### Exercise details
Extract, from the listing that follows, each line containing the word "category".

Stored records:
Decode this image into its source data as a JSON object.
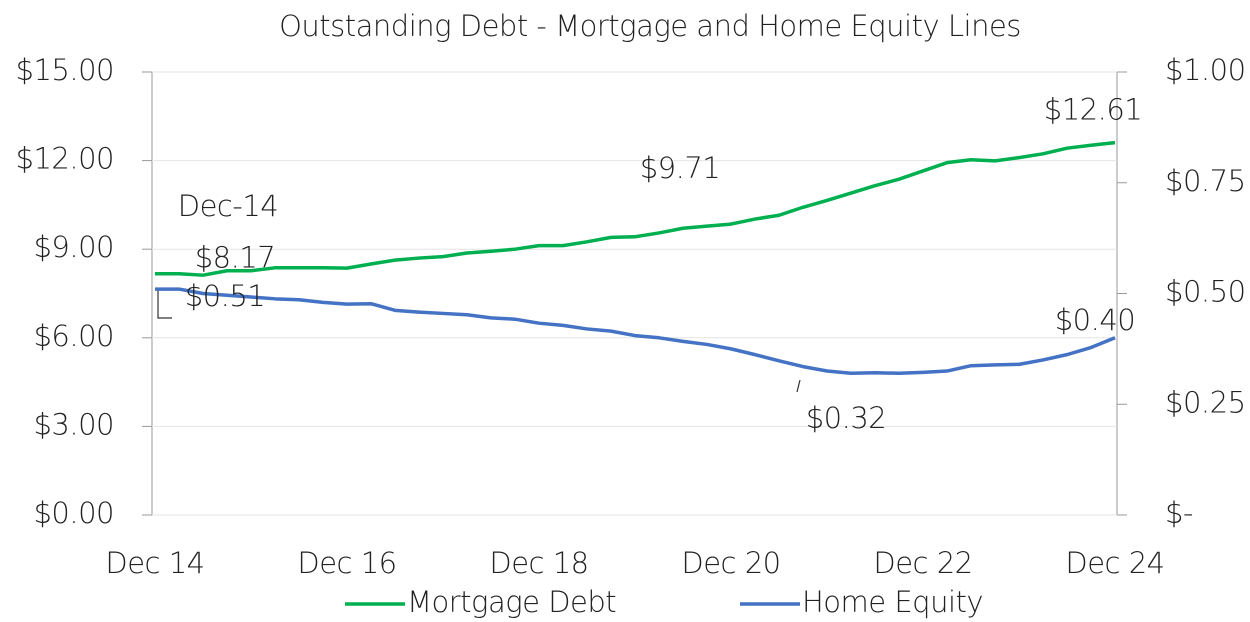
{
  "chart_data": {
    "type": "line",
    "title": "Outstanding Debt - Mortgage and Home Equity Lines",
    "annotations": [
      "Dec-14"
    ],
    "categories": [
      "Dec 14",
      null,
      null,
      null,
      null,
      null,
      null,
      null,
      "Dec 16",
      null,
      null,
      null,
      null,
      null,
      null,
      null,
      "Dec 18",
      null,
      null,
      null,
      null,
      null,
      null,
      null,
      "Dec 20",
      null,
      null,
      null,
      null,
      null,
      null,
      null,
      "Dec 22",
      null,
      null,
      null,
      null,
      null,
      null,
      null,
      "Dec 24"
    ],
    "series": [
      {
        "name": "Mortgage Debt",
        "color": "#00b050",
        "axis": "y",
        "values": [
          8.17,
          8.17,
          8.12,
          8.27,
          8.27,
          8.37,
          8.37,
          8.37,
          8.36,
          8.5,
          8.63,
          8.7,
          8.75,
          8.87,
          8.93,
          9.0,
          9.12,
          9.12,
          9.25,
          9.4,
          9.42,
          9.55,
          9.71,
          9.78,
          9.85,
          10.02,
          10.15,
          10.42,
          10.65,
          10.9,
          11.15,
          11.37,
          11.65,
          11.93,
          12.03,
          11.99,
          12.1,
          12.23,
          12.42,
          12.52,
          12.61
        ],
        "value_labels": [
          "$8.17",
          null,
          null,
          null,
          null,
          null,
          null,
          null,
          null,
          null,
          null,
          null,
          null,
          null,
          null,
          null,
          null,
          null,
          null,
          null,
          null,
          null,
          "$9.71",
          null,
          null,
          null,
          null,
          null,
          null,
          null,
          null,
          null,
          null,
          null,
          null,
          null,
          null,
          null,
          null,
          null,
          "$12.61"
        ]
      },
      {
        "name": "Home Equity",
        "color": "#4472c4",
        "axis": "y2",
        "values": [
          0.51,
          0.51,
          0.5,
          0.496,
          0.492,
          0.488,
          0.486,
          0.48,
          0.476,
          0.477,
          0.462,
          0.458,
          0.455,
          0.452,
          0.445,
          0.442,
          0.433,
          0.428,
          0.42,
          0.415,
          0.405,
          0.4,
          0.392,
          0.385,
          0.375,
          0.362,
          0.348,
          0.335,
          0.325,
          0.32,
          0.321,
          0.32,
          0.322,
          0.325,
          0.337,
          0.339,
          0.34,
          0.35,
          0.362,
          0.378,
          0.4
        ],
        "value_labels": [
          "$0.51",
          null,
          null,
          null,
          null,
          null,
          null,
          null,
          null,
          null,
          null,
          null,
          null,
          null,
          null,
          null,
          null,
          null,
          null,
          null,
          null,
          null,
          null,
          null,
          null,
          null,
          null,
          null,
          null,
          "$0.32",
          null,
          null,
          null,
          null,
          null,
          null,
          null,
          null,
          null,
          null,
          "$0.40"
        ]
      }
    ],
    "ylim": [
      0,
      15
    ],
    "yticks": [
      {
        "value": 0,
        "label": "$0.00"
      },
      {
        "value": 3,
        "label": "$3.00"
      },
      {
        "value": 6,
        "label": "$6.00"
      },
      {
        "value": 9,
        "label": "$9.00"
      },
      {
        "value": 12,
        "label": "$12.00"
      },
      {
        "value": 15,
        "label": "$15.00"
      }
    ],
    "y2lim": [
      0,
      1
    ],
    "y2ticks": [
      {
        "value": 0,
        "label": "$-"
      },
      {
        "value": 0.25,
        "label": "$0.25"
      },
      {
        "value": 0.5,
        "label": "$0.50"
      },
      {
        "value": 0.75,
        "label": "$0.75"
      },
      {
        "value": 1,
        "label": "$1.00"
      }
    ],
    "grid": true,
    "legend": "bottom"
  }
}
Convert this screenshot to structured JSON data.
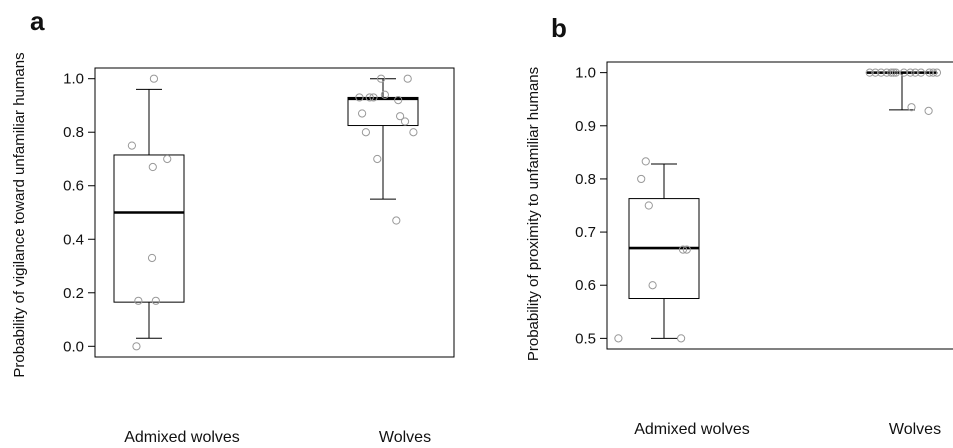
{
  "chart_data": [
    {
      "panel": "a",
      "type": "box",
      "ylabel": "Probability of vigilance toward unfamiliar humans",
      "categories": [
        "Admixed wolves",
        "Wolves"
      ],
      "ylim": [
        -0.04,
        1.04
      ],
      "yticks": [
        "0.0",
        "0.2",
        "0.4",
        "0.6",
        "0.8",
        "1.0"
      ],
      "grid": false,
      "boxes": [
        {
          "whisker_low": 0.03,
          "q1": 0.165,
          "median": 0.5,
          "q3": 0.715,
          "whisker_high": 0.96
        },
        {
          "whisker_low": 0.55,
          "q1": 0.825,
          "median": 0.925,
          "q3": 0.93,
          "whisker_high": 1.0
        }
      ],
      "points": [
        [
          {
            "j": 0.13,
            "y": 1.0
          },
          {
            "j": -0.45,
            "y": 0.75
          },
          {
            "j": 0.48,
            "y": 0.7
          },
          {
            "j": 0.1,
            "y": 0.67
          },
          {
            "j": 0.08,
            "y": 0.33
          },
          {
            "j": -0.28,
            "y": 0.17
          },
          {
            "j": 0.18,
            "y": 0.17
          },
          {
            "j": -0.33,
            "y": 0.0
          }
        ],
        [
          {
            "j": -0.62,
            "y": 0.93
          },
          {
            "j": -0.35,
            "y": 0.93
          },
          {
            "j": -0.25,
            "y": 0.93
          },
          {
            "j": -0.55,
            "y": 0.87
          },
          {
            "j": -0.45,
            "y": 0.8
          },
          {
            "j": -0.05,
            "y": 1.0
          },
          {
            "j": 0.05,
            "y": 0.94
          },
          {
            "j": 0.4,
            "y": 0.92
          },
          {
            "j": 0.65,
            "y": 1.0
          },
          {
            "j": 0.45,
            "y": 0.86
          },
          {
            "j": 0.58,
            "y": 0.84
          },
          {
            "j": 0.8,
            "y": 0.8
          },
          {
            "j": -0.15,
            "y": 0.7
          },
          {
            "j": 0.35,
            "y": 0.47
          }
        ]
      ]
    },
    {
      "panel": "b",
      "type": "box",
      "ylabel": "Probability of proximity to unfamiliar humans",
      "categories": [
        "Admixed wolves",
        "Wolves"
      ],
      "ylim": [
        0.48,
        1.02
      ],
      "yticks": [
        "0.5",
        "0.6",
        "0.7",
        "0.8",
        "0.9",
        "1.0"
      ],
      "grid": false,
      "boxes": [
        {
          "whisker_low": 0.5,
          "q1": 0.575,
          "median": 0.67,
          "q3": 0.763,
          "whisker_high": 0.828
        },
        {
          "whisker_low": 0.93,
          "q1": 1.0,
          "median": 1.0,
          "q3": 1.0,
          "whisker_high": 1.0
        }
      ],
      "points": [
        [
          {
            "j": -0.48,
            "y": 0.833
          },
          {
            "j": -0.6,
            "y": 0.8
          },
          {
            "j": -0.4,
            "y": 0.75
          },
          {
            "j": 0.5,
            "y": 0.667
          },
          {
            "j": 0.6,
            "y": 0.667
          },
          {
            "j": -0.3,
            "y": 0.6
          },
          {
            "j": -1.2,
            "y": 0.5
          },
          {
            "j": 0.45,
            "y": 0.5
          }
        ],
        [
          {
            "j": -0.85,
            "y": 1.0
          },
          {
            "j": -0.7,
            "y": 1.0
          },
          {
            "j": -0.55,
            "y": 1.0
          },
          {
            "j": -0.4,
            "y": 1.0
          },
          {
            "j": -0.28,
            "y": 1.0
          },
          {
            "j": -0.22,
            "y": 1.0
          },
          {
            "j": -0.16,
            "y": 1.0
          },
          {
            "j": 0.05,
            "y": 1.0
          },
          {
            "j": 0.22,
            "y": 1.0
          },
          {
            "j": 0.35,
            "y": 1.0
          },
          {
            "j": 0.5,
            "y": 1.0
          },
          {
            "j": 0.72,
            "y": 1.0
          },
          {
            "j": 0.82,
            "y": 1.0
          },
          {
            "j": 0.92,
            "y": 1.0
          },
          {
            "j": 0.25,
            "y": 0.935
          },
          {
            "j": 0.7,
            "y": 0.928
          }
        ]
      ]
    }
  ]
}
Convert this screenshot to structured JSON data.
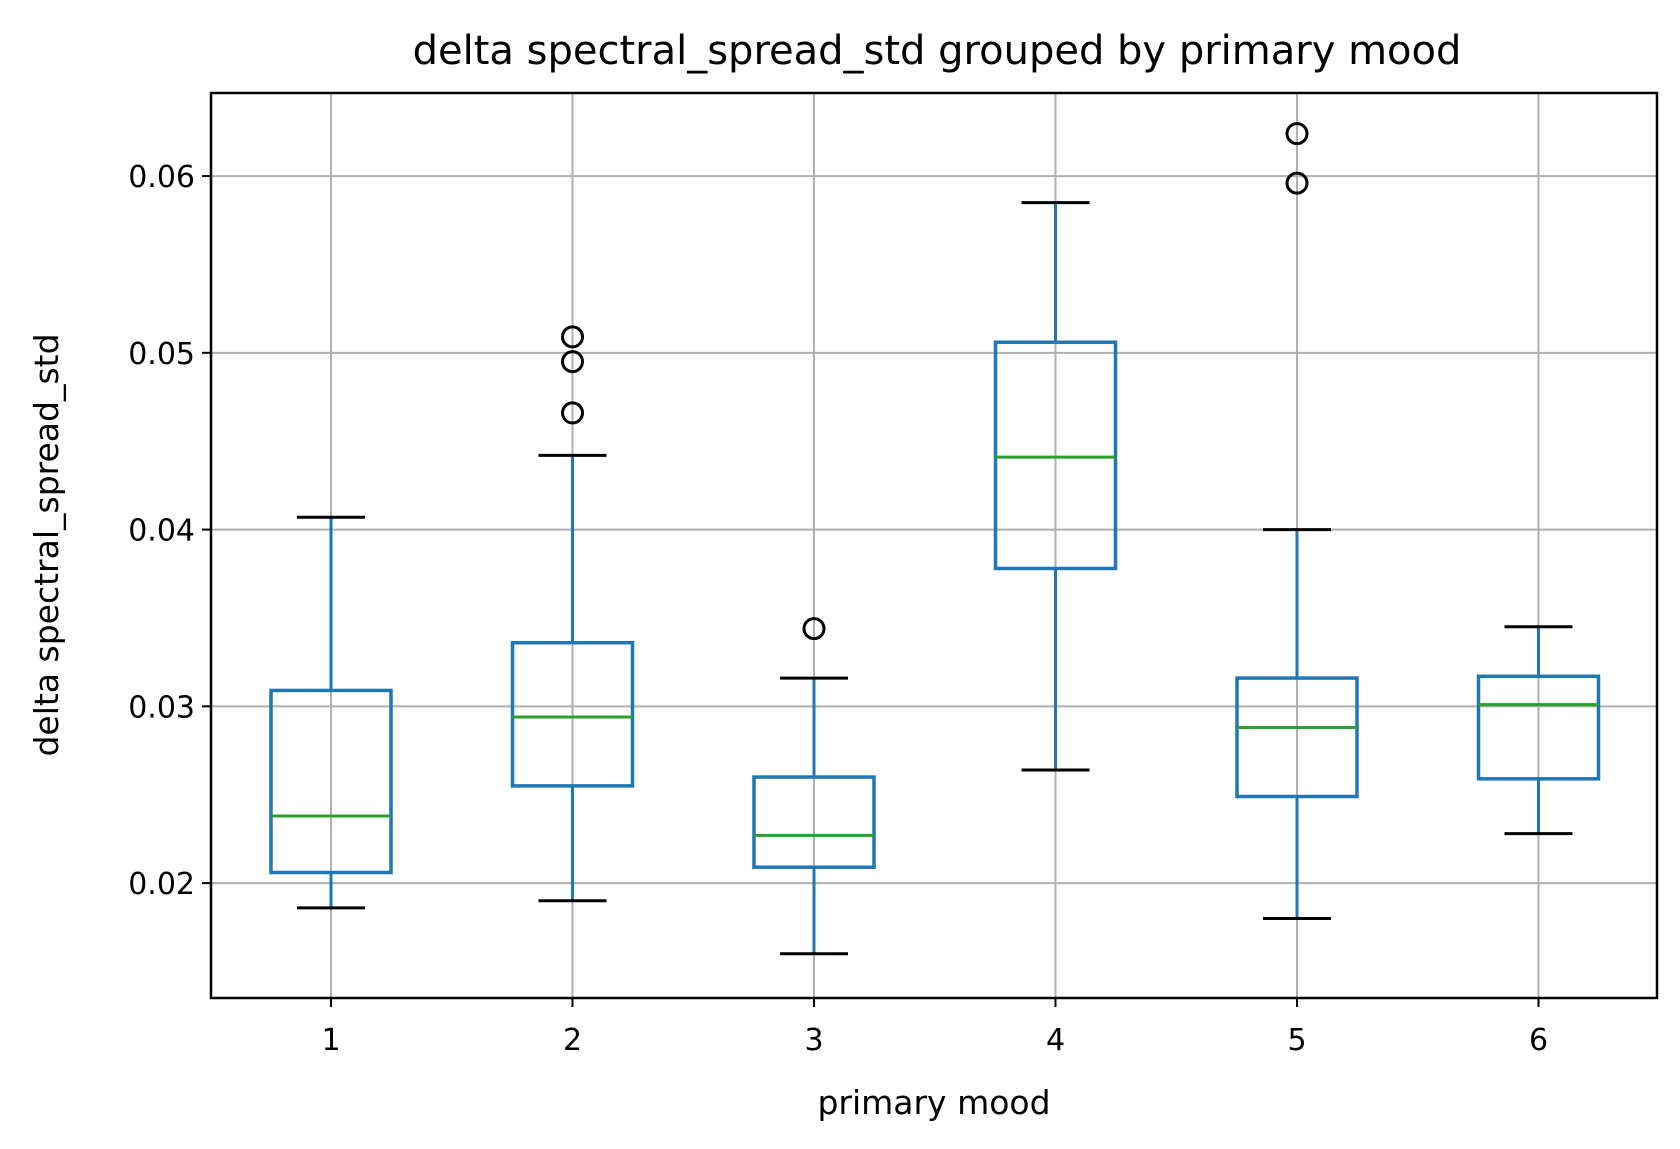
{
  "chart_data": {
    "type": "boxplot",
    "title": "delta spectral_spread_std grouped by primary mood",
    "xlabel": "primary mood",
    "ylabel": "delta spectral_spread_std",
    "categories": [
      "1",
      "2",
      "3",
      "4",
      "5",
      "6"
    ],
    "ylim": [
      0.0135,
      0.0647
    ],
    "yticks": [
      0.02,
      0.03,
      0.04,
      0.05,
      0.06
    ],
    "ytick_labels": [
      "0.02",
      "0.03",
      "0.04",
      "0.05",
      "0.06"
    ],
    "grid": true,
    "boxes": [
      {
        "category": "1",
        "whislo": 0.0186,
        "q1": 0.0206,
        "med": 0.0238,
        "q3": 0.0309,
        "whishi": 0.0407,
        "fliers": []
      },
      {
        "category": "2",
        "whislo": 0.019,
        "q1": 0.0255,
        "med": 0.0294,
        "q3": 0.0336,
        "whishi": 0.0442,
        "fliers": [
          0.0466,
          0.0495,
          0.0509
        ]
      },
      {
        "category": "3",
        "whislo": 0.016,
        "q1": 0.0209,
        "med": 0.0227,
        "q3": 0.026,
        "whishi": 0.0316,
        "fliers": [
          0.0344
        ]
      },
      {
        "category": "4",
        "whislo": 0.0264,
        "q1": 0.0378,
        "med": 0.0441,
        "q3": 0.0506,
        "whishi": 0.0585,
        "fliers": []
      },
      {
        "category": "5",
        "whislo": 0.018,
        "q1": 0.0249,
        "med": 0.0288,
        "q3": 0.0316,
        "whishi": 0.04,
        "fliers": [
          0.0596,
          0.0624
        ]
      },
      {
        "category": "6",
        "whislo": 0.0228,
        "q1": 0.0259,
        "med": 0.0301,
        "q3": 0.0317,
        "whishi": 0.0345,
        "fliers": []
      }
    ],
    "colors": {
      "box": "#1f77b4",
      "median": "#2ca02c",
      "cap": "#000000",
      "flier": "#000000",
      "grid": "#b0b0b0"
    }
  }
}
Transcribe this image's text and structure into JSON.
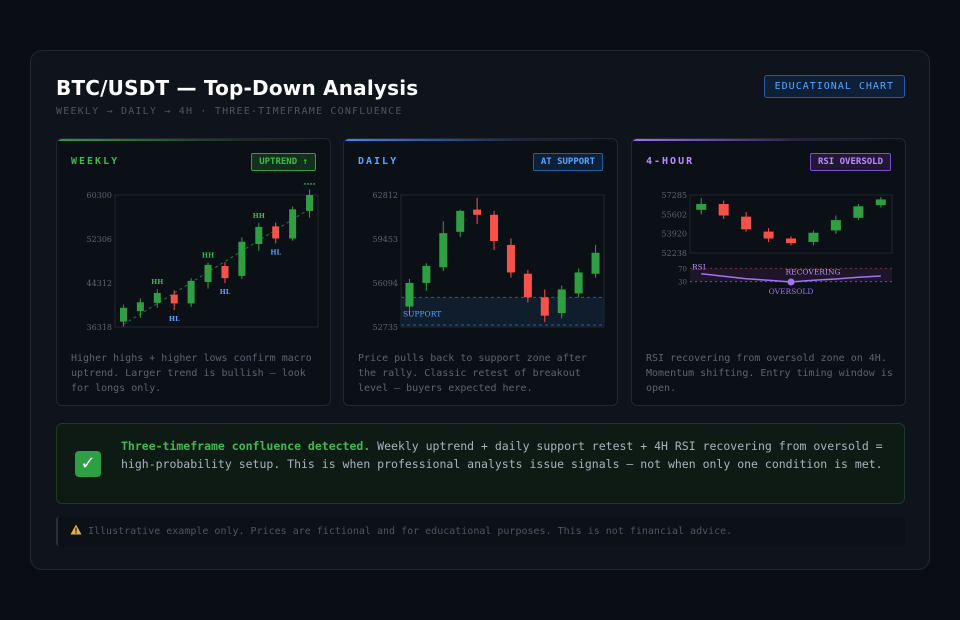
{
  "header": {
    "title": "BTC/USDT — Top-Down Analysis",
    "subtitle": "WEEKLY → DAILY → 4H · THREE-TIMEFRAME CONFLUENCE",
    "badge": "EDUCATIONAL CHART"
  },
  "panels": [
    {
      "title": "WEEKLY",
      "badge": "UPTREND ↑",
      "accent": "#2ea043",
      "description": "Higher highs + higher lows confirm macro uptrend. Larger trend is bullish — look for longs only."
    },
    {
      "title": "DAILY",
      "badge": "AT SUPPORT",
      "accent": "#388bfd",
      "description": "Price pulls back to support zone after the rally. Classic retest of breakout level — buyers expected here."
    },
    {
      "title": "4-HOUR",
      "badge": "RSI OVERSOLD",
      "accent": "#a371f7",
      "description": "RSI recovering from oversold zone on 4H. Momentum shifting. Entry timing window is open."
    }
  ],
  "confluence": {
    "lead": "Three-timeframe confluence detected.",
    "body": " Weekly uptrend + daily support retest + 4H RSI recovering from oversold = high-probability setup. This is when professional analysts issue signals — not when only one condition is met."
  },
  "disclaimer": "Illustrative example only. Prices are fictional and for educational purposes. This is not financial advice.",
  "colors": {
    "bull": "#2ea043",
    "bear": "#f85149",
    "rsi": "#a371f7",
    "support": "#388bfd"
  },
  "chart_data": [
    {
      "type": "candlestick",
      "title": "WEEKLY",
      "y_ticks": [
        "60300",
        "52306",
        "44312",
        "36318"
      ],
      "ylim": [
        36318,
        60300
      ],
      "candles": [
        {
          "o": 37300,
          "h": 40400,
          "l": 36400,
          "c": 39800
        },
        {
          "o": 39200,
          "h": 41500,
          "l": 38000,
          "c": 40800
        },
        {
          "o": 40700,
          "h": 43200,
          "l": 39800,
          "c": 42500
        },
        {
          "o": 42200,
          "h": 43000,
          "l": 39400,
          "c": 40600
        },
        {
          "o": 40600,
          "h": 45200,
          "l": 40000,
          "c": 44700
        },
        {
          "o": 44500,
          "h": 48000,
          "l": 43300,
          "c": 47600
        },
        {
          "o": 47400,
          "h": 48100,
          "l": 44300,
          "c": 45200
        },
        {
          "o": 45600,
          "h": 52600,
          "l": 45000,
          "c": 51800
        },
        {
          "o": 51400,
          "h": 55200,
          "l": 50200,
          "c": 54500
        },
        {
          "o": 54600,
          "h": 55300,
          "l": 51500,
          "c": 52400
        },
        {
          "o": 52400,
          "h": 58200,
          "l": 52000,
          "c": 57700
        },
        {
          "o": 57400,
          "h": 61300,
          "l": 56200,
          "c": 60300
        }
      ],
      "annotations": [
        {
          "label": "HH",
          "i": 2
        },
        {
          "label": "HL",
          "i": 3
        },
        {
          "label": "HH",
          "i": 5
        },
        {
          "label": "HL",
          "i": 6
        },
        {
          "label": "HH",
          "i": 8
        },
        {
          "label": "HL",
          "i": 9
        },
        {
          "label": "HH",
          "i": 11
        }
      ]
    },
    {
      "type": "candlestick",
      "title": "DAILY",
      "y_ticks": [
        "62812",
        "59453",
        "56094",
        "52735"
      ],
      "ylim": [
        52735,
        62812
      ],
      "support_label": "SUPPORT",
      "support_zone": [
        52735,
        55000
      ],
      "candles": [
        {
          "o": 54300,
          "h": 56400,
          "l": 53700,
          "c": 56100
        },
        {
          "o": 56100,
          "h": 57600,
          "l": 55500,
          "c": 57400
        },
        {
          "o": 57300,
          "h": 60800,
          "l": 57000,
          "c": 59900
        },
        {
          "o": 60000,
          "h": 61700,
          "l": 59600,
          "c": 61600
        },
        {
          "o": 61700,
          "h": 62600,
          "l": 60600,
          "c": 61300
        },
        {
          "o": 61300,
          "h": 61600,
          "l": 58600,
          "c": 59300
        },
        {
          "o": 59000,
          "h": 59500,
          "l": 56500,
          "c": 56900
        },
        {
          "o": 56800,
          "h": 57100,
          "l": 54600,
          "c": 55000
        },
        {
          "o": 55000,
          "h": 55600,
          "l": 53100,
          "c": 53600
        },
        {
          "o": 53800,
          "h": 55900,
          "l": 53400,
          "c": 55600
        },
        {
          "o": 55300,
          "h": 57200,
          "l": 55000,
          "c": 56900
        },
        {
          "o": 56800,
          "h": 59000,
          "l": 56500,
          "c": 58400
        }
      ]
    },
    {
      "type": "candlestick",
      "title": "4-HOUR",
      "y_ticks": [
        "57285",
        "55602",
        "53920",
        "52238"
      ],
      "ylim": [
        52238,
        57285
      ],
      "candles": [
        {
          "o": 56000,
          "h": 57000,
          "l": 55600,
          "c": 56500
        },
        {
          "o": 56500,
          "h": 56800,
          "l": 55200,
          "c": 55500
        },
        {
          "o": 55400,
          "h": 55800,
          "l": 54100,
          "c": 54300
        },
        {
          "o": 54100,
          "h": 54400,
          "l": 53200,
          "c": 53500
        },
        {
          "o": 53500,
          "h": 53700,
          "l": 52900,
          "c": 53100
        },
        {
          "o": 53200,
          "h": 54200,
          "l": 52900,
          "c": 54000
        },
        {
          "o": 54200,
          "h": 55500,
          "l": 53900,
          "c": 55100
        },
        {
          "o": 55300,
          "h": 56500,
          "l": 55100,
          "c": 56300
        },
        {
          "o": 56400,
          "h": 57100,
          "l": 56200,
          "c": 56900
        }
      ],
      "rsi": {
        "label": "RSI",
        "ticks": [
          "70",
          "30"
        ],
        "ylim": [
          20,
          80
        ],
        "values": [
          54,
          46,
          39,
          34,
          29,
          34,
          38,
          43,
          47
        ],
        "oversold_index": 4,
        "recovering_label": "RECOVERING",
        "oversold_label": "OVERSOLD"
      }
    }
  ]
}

### Solution to this task
        "category": "1",
        "category": "2",
        "category": "3",
        "category": "4",
        "category": "5",
        "category": "6",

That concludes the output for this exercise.